STATED GOAL ▸
Repeat, without any change, the entries presented below.

--- begin LISTED ENTRIES ---

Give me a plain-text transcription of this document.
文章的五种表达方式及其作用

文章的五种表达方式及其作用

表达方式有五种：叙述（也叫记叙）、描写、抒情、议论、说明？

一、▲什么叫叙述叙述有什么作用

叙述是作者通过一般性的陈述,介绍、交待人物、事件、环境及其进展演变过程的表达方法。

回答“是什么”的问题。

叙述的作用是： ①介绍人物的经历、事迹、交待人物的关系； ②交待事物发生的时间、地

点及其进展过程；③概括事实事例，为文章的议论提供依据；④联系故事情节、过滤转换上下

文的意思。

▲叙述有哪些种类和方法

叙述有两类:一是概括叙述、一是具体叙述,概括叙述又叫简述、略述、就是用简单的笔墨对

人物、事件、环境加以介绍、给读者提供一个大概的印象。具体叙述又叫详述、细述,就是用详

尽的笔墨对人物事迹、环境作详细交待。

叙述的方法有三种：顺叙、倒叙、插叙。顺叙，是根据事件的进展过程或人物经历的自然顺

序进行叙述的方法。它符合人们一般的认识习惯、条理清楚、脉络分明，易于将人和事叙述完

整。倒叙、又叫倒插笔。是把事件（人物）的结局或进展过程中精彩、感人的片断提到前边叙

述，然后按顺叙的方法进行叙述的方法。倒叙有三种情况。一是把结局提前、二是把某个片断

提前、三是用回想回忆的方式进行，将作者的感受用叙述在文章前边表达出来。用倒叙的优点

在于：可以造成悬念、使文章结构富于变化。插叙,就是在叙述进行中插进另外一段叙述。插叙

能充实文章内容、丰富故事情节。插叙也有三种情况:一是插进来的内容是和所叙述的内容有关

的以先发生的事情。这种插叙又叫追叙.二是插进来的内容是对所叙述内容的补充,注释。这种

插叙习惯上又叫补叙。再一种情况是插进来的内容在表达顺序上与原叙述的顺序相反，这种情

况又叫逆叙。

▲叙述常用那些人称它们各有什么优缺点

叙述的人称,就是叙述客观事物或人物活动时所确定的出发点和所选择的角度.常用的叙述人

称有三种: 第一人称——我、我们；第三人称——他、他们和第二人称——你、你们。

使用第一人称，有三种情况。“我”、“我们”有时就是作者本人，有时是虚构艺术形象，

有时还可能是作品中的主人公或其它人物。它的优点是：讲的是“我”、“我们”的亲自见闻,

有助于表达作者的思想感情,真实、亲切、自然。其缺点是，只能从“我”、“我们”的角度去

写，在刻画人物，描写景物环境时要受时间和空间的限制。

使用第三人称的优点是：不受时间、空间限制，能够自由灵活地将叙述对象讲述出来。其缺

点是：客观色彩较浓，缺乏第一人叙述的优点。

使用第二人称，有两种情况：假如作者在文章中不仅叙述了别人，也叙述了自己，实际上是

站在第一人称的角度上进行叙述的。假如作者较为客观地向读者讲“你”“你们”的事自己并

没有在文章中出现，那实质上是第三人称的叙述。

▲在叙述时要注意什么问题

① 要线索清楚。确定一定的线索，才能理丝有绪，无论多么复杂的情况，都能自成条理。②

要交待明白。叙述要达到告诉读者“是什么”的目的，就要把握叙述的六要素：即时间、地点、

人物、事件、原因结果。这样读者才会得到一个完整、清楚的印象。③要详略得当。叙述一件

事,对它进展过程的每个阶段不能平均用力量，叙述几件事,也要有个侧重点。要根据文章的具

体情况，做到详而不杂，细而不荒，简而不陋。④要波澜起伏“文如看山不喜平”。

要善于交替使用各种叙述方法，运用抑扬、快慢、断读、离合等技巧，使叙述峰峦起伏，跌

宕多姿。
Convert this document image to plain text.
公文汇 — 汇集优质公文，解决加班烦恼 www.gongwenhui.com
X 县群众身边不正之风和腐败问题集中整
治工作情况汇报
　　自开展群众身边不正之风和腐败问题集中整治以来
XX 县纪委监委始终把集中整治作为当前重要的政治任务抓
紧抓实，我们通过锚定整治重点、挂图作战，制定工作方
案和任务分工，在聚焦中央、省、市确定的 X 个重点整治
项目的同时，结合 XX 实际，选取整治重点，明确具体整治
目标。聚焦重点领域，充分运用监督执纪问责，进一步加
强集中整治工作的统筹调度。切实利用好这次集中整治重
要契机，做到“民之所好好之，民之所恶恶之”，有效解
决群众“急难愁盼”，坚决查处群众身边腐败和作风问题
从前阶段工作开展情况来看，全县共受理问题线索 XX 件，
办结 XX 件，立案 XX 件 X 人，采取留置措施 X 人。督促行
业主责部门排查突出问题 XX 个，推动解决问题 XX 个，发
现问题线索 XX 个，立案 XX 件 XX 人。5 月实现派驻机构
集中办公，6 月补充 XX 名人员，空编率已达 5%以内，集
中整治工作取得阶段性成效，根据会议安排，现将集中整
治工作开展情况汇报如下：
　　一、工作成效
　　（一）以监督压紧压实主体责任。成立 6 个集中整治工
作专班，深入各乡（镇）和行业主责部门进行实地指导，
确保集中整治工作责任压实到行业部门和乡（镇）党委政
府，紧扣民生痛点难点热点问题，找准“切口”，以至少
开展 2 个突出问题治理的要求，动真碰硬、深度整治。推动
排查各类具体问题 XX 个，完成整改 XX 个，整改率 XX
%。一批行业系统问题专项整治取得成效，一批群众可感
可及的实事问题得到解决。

--- end LISTED ENTRIES ---

THE RESPONSE ▸
Give me a plain-text transcription of this document.
文章的五种表达方式及其作用

文章的五种表达方式及其作用

表达方式有五种：叙述（也叫记叙）、描写、抒情、议论、说明？

一、▲什么叫叙述叙述有什么作用

叙述是作者通过一般性的陈述,介绍、交待人物、事件、环境及其进展演变过程的表达方法。

回答“是什么”的问题。

叙述的作用是： ①介绍人物的经历、事迹、交待人物的关系； ②交待事物发生的时间、地

点及其进展过程；③概括事实事例，为文章的议论提供依据；④联系故事情节、过滤转换上下

文的意思。

▲叙述有哪些种类和方法

叙述有两类:一是概括叙述、一是具体叙述,概括叙述又叫简述、略述、就是用简单的笔墨对

人物、事件、环境加以介绍、给读者提供一个大概的印象。具体叙述又叫详述、细述,就是用详

尽的笔墨对人物事迹、环境作详细交待。

叙述的方法有三种：顺叙、倒叙、插叙。顺叙，是根据事件的进展过程或人物经历的自然顺

序进行叙述的方法。它符合人们一般的认识习惯、条理清楚、脉络分明，易于将人和事叙述完

整。倒叙、又叫倒插笔。是把事件（人物）的结局或进展过程中精彩、感人的片断提到前边叙

述，然后按顺叙的方法进行叙述的方法。倒叙有三种情况。一是把结局提前、二是把某个片断

提前、三是用回想回忆的方式进行，将作者的感受用叙述在文章前边表达出来。用倒叙的优点

在于：可以造成悬念、使文章结构富于变化。插叙,就是在叙述进行中插进另外一段叙述。插叙

能充实文章内容、丰富故事情节。插叙也有三种情况:一是插进来的内容是和所叙述的内容有关

的以先发生的事情。这种插叙又叫追叙.二是插进来的内容是对所叙述内容的补充,注释。这种

插叙习惯上又叫补叙。再一种情况是插进来的内容在表达顺序上与原叙述的顺序相反，这种情

况又叫逆叙。

▲叙述常用那些人称它们各有什么优缺点

叙述的人称,就是叙述客观事物或人物活动时所确定的出发点和所选择的角度.常用的叙述人

称有三种: 第一人称——我、我们；第三人称——他、他们和第二人称——你、你们。

使用第一人称，有三种情况。“我”、“我们”有时就是作者本人，有时是虚构艺术形象，

有时还可能是作品中的主人公或其它人物。它的优点是：讲的是“我”、“我们”的亲自见闻,

有助于表达作者的思想感情,真实、亲切、自然。其缺点是，只能从“我”、“我们”的角度去

写，在刻画人物，描写景物环境时要受时间和空间的限制。

使用第三人称的优点是：不受时间、空间限制，能够自由灵活地将叙述对象讲述出来。其缺

点是：客观色彩较浓，缺乏第一人叙述的优点。

使用第二人称，有两种情况：假如作者在文章中不仅叙述了别人，也叙述了自己，实际上是

站在第一人称的角度上进行叙述的。假如作者较为客观地向读者讲“你”“你们”的事自己并

没有在文章中出现，那实质上是第三人称的叙述。

▲在叙述时要注意什么问题

① 要线索清楚。确定一定的线索，才能理丝有绪，无论多么复杂的情况，都能自成条理。②

要交待明白。叙述要达到告诉读者“是什么”的目的，就要把握叙述的六要素：即时间、地点、

人物、事件、原因结果。这样读者才会得到一个完整、清楚的印象。③要详略得当。叙述一件

事,对它进展过程的每个阶段不能平均用力量，叙述几件事,也要有个侧重点。要根据文章的具

体情况，做到详而不杂，细而不荒，简而不陋。④要波澜起伏“文如看山不喜平”。

要善于交替使用各种叙述方法，运用抑扬、快慢、断读、离合等技巧，使叙述峰峦起伏，跌

宕多姿。
Convert this document image to plain text.
公文汇 — 汇集优质公文，解决加班烦恼 www.gongwenhui.com
X 县群众身边不正之风和腐败问题集中整
治工作情况汇报
　　自开展群众身边不正之风和腐败问题集中整治以来
XX 县纪委监委始终把集中整治作为当前重要的政治任务抓
紧抓实，我们通过锚定整治重点、挂图作战，制定工作方
案和任务分工，在聚焦中央、省、市确定的 X 个重点整治
项目的同时，结合 XX 实际，选取整治重点，明确具体整治
目标。聚焦重点领域，充分运用监督执纪问责，进一步加
强集中整治工作的统筹调度。切实利用好这次集中整治重
要契机，做到“民之所好好之，民之所恶恶之”，有效解
决群众“急难愁盼”，坚决查处群众身边腐败和作风问题
从前阶段工作开展情况来看，全县共受理问题线索 XX 件，
办结 XX 件，立案 XX 件 X 人，采取留置措施 X 人。督促行
业主责部门排查突出问题 XX 个，推动解决问题 XX 个，发
现问题线索 XX 个，立案 XX 件 XX 人。5 月实现派驻机构
集中办公，6 月补充 XX 名人员，空编率已达 5%以内，集
中整治工作取得阶段性成效，根据会议安排，现将集中整
治工作开展情况汇报如下：
　　一、工作成效
　　（一）以监督压紧压实主体责任。成立 6 个集中整治工
作专班，深入各乡（镇）和行业主责部门进行实地指导，
确保集中整治工作责任压实到行业部门和乡（镇）党委政
府，紧扣民生痛点难点热点问题，找准“切口”，以至少
开展 2 个突出问题治理的要求，动真碰硬、深度整治。推动
排查各类具体问题 XX 个，完成整改 XX 个，整改率 XX
%。一批行业系统问题专项整治取得成效，一批群众可感
可及的实事问题得到解决。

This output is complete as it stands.